DATA SECTION:
Start of Block

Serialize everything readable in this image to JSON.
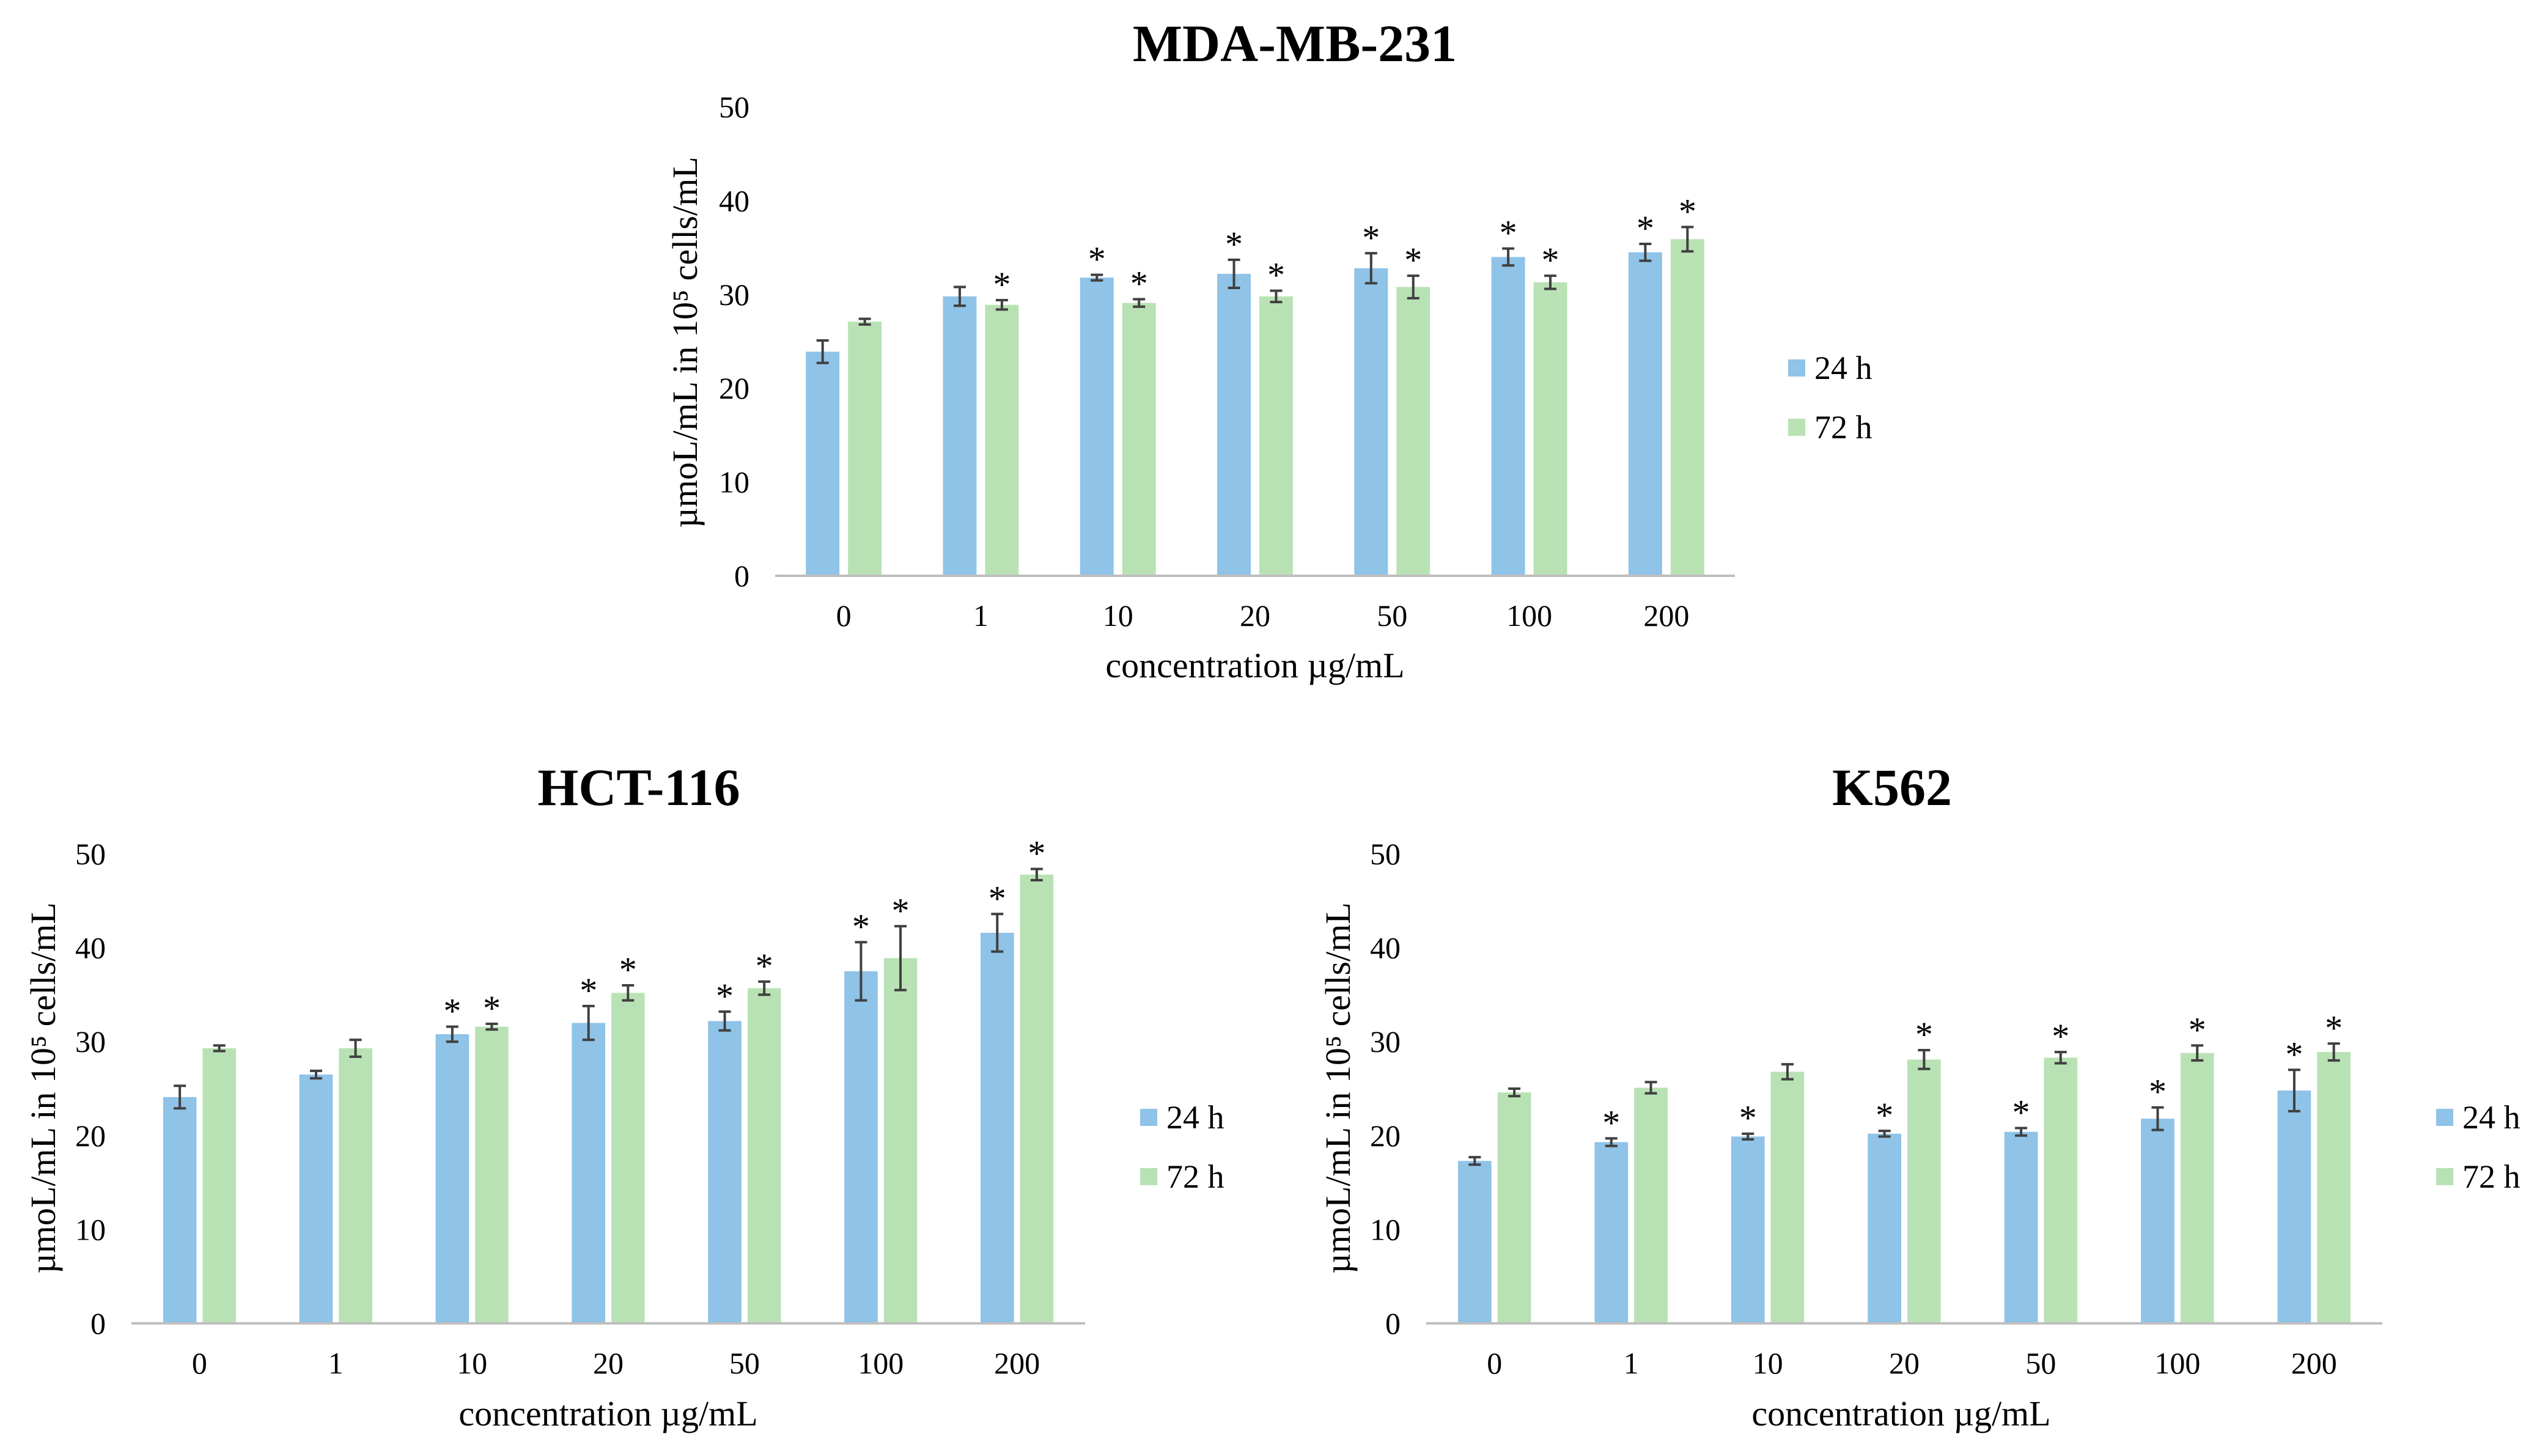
{
  "colors": {
    "series_24h": "#8FC3E8",
    "series_72h": "#B9E2B4",
    "axis": "#BFBFBF",
    "error_bar": "#404040",
    "text": "#000000"
  },
  "chart_data": [
    {
      "type": "bar",
      "title": "MDA-MB-231",
      "xlabel": "concentration µg/mL",
      "ylabel": "µmoL/mL in 10⁵ cells/mL",
      "ylim": [
        0,
        50
      ],
      "yticks": [
        0,
        10,
        20,
        30,
        40,
        50
      ],
      "grid": false,
      "legend_position": "right",
      "categories": [
        "0",
        "1",
        "10",
        "20",
        "50",
        "100",
        "200"
      ],
      "series": [
        {
          "name": "24 h",
          "values": [
            23.9,
            29.8,
            31.8,
            32.2,
            32.8,
            34.0,
            34.5
          ],
          "errors": [
            1.2,
            1.0,
            0.3,
            1.5,
            1.6,
            0.9,
            0.9
          ],
          "significant": [
            false,
            false,
            true,
            true,
            true,
            true,
            true
          ]
        },
        {
          "name": "72 h",
          "values": [
            27.1,
            28.9,
            29.1,
            29.8,
            30.8,
            31.3,
            35.9
          ],
          "errors": [
            0.3,
            0.5,
            0.4,
            0.6,
            1.2,
            0.7,
            1.3
          ],
          "significant": [
            false,
            true,
            true,
            true,
            true,
            true,
            true
          ]
        }
      ],
      "annotation_symbol": "*"
    },
    {
      "type": "bar",
      "title": "HCT-116",
      "xlabel": "concentration µg/mL",
      "ylabel": "µmoL/mL in 10⁵ cells/mL",
      "ylim": [
        0,
        50
      ],
      "yticks": [
        0,
        10,
        20,
        30,
        40,
        50
      ],
      "grid": false,
      "legend_position": "right",
      "categories": [
        "0",
        "1",
        "10",
        "20",
        "50",
        "100",
        "200"
      ],
      "series": [
        {
          "name": "24 h",
          "values": [
            24.1,
            26.5,
            30.8,
            32.0,
            32.2,
            37.5,
            41.6
          ],
          "errors": [
            1.2,
            0.4,
            0.8,
            1.8,
            1.0,
            3.1,
            2.0
          ],
          "significant": [
            false,
            false,
            true,
            true,
            true,
            true,
            true
          ]
        },
        {
          "name": "72 h",
          "values": [
            29.3,
            29.3,
            31.6,
            35.2,
            35.7,
            38.9,
            47.8
          ],
          "errors": [
            0.3,
            0.9,
            0.3,
            0.8,
            0.7,
            3.4,
            0.6
          ],
          "significant": [
            false,
            false,
            true,
            true,
            true,
            true,
            true
          ]
        }
      ],
      "annotation_symbol": "*"
    },
    {
      "type": "bar",
      "title": "K562",
      "xlabel": "concentration µg/mL",
      "ylabel": "µmoL/mL in 10⁵ cells/mL",
      "ylim": [
        0,
        50
      ],
      "yticks": [
        0,
        10,
        20,
        30,
        40,
        50
      ],
      "grid": false,
      "legend_position": "right",
      "categories": [
        "0",
        "1",
        "10",
        "20",
        "50",
        "100",
        "200"
      ],
      "series": [
        {
          "name": "24 h",
          "values": [
            17.3,
            19.3,
            19.9,
            20.2,
            20.4,
            21.8,
            24.8
          ],
          "errors": [
            0.4,
            0.4,
            0.3,
            0.3,
            0.4,
            1.2,
            2.2
          ],
          "significant": [
            false,
            true,
            true,
            true,
            true,
            true,
            true
          ]
        },
        {
          "name": "72 h",
          "values": [
            24.6,
            25.1,
            26.8,
            28.1,
            28.3,
            28.8,
            28.9
          ],
          "errors": [
            0.4,
            0.6,
            0.8,
            1.0,
            0.6,
            0.8,
            0.9
          ],
          "significant": [
            false,
            false,
            false,
            true,
            true,
            true,
            true
          ]
        }
      ],
      "annotation_symbol": "*"
    }
  ]
}
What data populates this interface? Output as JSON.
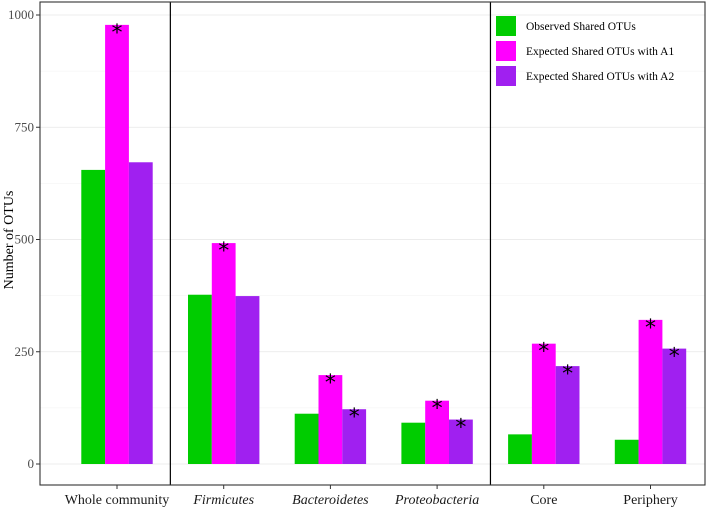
{
  "chart_data": {
    "type": "bar",
    "title": "",
    "xlabel": "",
    "ylabel": "Number of OTUs",
    "ylim": [
      0,
      1000
    ],
    "yticks": [
      0,
      250,
      500,
      750,
      1000
    ],
    "categories": [
      "Whole community",
      "Firmicutes",
      "Bacteroidetes",
      "Proteobacteria",
      "Core",
      "Periphery"
    ],
    "italic_categories": [
      "Firmicutes",
      "Bacteroidetes",
      "Proteobacteria"
    ],
    "series": [
      {
        "name": "Observed Shared OTUs",
        "color": "#00cc00",
        "values": [
          655,
          377,
          112,
          92,
          66,
          54
        ],
        "significant": [
          false,
          false,
          false,
          false,
          false,
          false
        ]
      },
      {
        "name": "Expected Shared OTUs with A1",
        "color": "#ff00ff",
        "values": [
          978,
          492,
          198,
          141,
          268,
          321
        ],
        "significant": [
          true,
          true,
          true,
          true,
          true,
          true
        ]
      },
      {
        "name": "Expected Shared OTUs with A2",
        "color": "#a020f0",
        "values": [
          672,
          374,
          122,
          99,
          218,
          257
        ],
        "significant": [
          false,
          false,
          true,
          true,
          true,
          true
        ]
      }
    ],
    "significance_marker": "*",
    "grid": true,
    "group_separators_after": [
      "Whole community",
      "Proteobacteria"
    ],
    "legend_position": "top-right"
  }
}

End of Block

From the first record to the last, retype everything exactly except the images.

Serialize everything readable in this image to JSON.
{
  "colors": {
    "series_24h": "#8FC3E8",
    "series_72h": "#B9E2B4",
    "axis": "#BFBFBF",
    "error_bar": "#404040",
    "text": "#000000"
  },
  "chart_data": [
    {
      "type": "bar",
      "title": "MDA-MB-231",
      "xlabel": "concentration µg/mL",
      "ylabel": "µmoL/mL in 10⁵ cells/mL",
      "ylim": [
        0,
        50
      ],
      "yticks": [
        0,
        10,
        20,
        30,
        40,
        50
      ],
      "grid": false,
      "legend_position": "right",
      "categories": [
        "0",
        "1",
        "10",
        "20",
        "50",
        "100",
        "200"
      ],
      "series": [
        {
          "name": "24 h",
          "values": [
            23.9,
            29.8,
            31.8,
            32.2,
            32.8,
            34.0,
            34.5
          ],
          "errors": [
            1.2,
            1.0,
            0.3,
            1.5,
            1.6,
            0.9,
            0.9
          ],
          "significant": [
            false,
            false,
            true,
            true,
            true,
            true,
            true
          ]
        },
        {
          "name": "72 h",
          "values": [
            27.1,
            28.9,
            29.1,
            29.8,
            30.8,
            31.3,
            35.9
          ],
          "errors": [
            0.3,
            0.5,
            0.4,
            0.6,
            1.2,
            0.7,
            1.3
          ],
          "significant": [
            false,
            true,
            true,
            true,
            true,
            true,
            true
          ]
        }
      ],
      "annotation_symbol": "*"
    },
    {
      "type": "bar",
      "title": "HCT-116",
      "xlabel": "concentration µg/mL",
      "ylabel": "µmoL/mL in 10⁵ cells/mL",
      "ylim": [
        0,
        50
      ],
      "yticks": [
        0,
        10,
        20,
        30,
        40,
        50
      ],
      "grid": false,
      "legend_position": "right",
      "categories": [
        "0",
        "1",
        "10",
        "20",
        "50",
        "100",
        "200"
      ],
      "series": [
        {
          "name": "24 h",
          "values": [
            24.1,
            26.5,
            30.8,
            32.0,
            32.2,
            37.5,
            41.6
          ],
          "errors": [
            1.2,
            0.4,
            0.8,
            1.8,
            1.0,
            3.1,
            2.0
          ],
          "significant": [
            false,
            false,
            true,
            true,
            true,
            true,
            true
          ]
        },
        {
          "name": "72 h",
          "values": [
            29.3,
            29.3,
            31.6,
            35.2,
            35.7,
            38.9,
            47.8
          ],
          "errors": [
            0.3,
            0.9,
            0.3,
            0.8,
            0.7,
            3.4,
            0.6
          ],
          "significant": [
            false,
            false,
            true,
            true,
            true,
            true,
            true
          ]
        }
      ],
      "annotation_symbol": "*"
    },
    {
      "type": "bar",
      "title": "K562",
      "xlabel": "concentration µg/mL",
      "ylabel": "µmoL/mL in 10⁵ cells/mL",
      "ylim": [
        0,
        50
      ],
      "yticks": [
        0,
        10,
        20,
        30,
        40,
        50
      ],
      "grid": false,
      "legend_position": "right",
      "categories": [
        "0",
        "1",
        "10",
        "20",
        "50",
        "100",
        "200"
      ],
      "series": [
        {
          "name": "24 h",
          "values": [
            17.3,
            19.3,
            19.9,
            20.2,
            20.4,
            21.8,
            24.8
          ],
          "errors": [
            0.4,
            0.4,
            0.3,
            0.3,
            0.4,
            1.2,
            2.2
          ],
          "significant": [
            false,
            true,
            true,
            true,
            true,
            true,
            true
          ]
        },
        {
          "name": "72 h",
          "values": [
            24.6,
            25.1,
            26.8,
            28.1,
            28.3,
            28.8,
            28.9
          ],
          "errors": [
            0.4,
            0.6,
            0.8,
            1.0,
            0.6,
            0.8,
            0.9
          ],
          "significant": [
            false,
            false,
            false,
            true,
            true,
            true,
            true
          ]
        }
      ],
      "annotation_symbol": "*"
    }
  ]
}
What data populates this interface? Output as JSON.
{
  "chart_data": {
    "type": "bar",
    "title": "",
    "xlabel": "",
    "ylabel": "Number of OTUs",
    "ylim": [
      0,
      1000
    ],
    "yticks": [
      0,
      250,
      500,
      750,
      1000
    ],
    "categories": [
      "Whole community",
      "Firmicutes",
      "Bacteroidetes",
      "Proteobacteria",
      "Core",
      "Periphery"
    ],
    "italic_categories": [
      "Firmicutes",
      "Bacteroidetes",
      "Proteobacteria"
    ],
    "series": [
      {
        "name": "Observed Shared OTUs",
        "color": "#00cc00",
        "values": [
          655,
          377,
          112,
          92,
          66,
          54
        ],
        "significant": [
          false,
          false,
          false,
          false,
          false,
          false
        ]
      },
      {
        "name": "Expected Shared OTUs with A1",
        "color": "#ff00ff",
        "values": [
          978,
          492,
          198,
          141,
          268,
          321
        ],
        "significant": [
          true,
          true,
          true,
          true,
          true,
          true
        ]
      },
      {
        "name": "Expected Shared OTUs with A2",
        "color": "#a020f0",
        "values": [
          672,
          374,
          122,
          99,
          218,
          257
        ],
        "significant": [
          false,
          false,
          true,
          true,
          true,
          true
        ]
      }
    ],
    "significance_marker": "*",
    "grid": true,
    "group_separators_after": [
      "Whole community",
      "Proteobacteria"
    ],
    "legend_position": "top-right"
  }
}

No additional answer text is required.